### Set task
Every record must be repeated exactly; omit any pictures they contain.

### Data in this exercise
▼

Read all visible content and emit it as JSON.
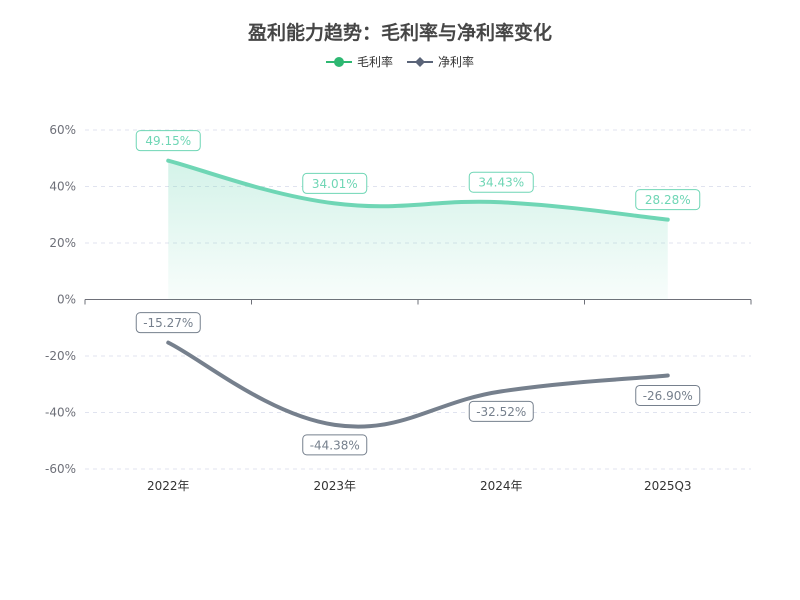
{
  "chart_data": {
    "type": "line",
    "title": "盈利能力趋势：毛利率与净利率变化",
    "categories": [
      "2022年",
      "2023年",
      "2024年",
      "2025Q3"
    ],
    "series": [
      {
        "name": "毛利率",
        "values": [
          49.15,
          34.01,
          34.43,
          28.28
        ],
        "labels": [
          "49.15%",
          "34.01%",
          "34.43%",
          "28.28%"
        ],
        "color": "#6fd6b5",
        "legend_color": "#2eb872",
        "marker": "circle",
        "area": true
      },
      {
        "name": "净利率",
        "values": [
          -15.27,
          -44.38,
          -32.52,
          -26.9
        ],
        "labels": [
          "-15.27%",
          "-44.38%",
          "-32.52%",
          "-26.90%"
        ],
        "color": "#76808d",
        "legend_color": "#5a6478",
        "marker": "diamond",
        "area": false
      }
    ],
    "ylim": [
      -60,
      60
    ],
    "yticks": [
      "-60%",
      "-40%",
      "-20%",
      "0%",
      "20%",
      "40%",
      "60%"
    ],
    "ytick_values": [
      -60,
      -40,
      -20,
      0,
      20,
      40,
      60
    ],
    "grid": true,
    "smooth": true,
    "legend_position": "top"
  }
}
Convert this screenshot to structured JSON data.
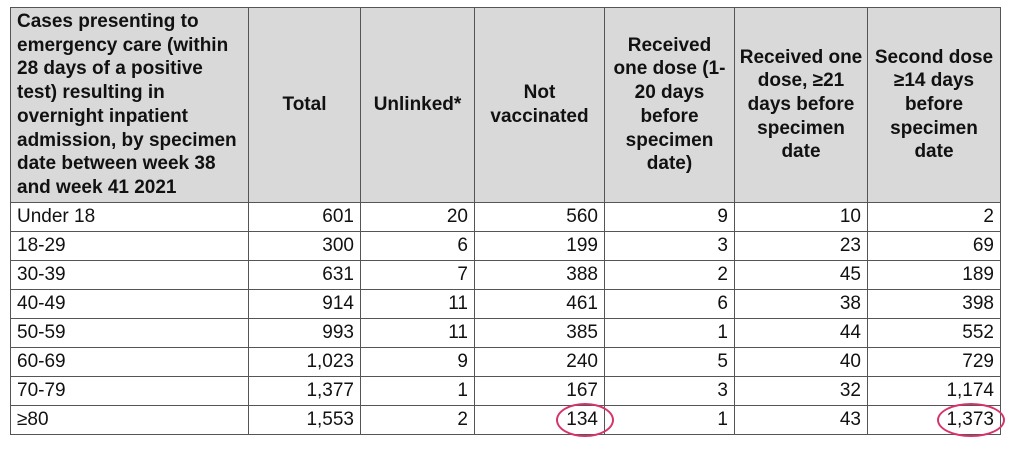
{
  "table": {
    "headers": [
      "Cases presenting to emergency care (within 28 days of a positive test) resulting in overnight inpatient admission, by specimen date between week 38 and week 41 2021",
      "Total",
      "Unlinked*",
      "Not vaccinated",
      "Received one dose (1-20 days before specimen date)",
      "Received one dose, ≥21 days before specimen date",
      "Second dose ≥14 days before specimen date"
    ],
    "rows": [
      [
        "Under 18",
        "601",
        "20",
        "560",
        "9",
        "10",
        "2"
      ],
      [
        "18-29",
        "300",
        "6",
        "199",
        "3",
        "23",
        "69"
      ],
      [
        "30-39",
        "631",
        "7",
        "388",
        "2",
        "45",
        "189"
      ],
      [
        "40-49",
        "914",
        "11",
        "461",
        "6",
        "38",
        "398"
      ],
      [
        "50-59",
        "993",
        "11",
        "385",
        "1",
        "44",
        "552"
      ],
      [
        "60-69",
        "1,023",
        "9",
        "240",
        "5",
        "40",
        "729"
      ],
      [
        "70-79",
        "1,377",
        "1",
        "167",
        "3",
        "32",
        "1,174"
      ],
      [
        "≥80",
        "1,553",
        "2",
        "134",
        "1",
        "43",
        "1,373"
      ]
    ]
  },
  "annotations": {
    "circle_color": "#d6336c",
    "circled_cells": [
      "134",
      "1,373"
    ]
  }
}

▲

### Solved exercise
Read all visible content and emit it as JSON.
{
  "chart_data": {
    "type": "line",
    "title": "盈利能力趋势：毛利率与净利率变化",
    "categories": [
      "2022年",
      "2023年",
      "2024年",
      "2025Q3"
    ],
    "series": [
      {
        "name": "毛利率",
        "values": [
          49.15,
          34.01,
          34.43,
          28.28
        ],
        "labels": [
          "49.15%",
          "34.01%",
          "34.43%",
          "28.28%"
        ],
        "color": "#6fd6b5",
        "legend_color": "#2eb872",
        "marker": "circle",
        "area": true
      },
      {
        "name": "净利率",
        "values": [
          -15.27,
          -44.38,
          -32.52,
          -26.9
        ],
        "labels": [
          "-15.27%",
          "-44.38%",
          "-32.52%",
          "-26.90%"
        ],
        "color": "#76808d",
        "legend_color": "#5a6478",
        "marker": "diamond",
        "area": false
      }
    ],
    "ylim": [
      -60,
      60
    ],
    "yticks": [
      "-60%",
      "-40%",
      "-20%",
      "0%",
      "20%",
      "40%",
      "60%"
    ],
    "ytick_values": [
      -60,
      -40,
      -20,
      0,
      20,
      40,
      60
    ],
    "grid": true,
    "smooth": true,
    "legend_position": "top"
  }
}
Convert this screenshot to structured JSON data.
{
  "table": {
    "headers": [
      "Cases presenting to emergency care (within 28 days of a positive test) resulting in overnight inpatient admission, by specimen date between week 38 and week 41 2021",
      "Total",
      "Unlinked*",
      "Not vaccinated",
      "Received one dose (1-20 days before specimen date)",
      "Received one dose, ≥21 days before specimen date",
      "Second dose ≥14 days before specimen date"
    ],
    "rows": [
      [
        "Under 18",
        "601",
        "20",
        "560",
        "9",
        "10",
        "2"
      ],
      [
        "18-29",
        "300",
        "6",
        "199",
        "3",
        "23",
        "69"
      ],
      [
        "30-39",
        "631",
        "7",
        "388",
        "2",
        "45",
        "189"
      ],
      [
        "40-49",
        "914",
        "11",
        "461",
        "6",
        "38",
        "398"
      ],
      [
        "50-59",
        "993",
        "11",
        "385",
        "1",
        "44",
        "552"
      ],
      [
        "60-69",
        "1,023",
        "9",
        "240",
        "5",
        "40",
        "729"
      ],
      [
        "70-79",
        "1,377",
        "1",
        "167",
        "3",
        "32",
        "1,174"
      ],
      [
        "≥80",
        "1,553",
        "2",
        "134",
        "1",
        "43",
        "1,373"
      ]
    ]
  },
  "annotations": {
    "circle_color": "#d6336c",
    "circled_cells": [
      "134",
      "1,373"
    ]
  }
}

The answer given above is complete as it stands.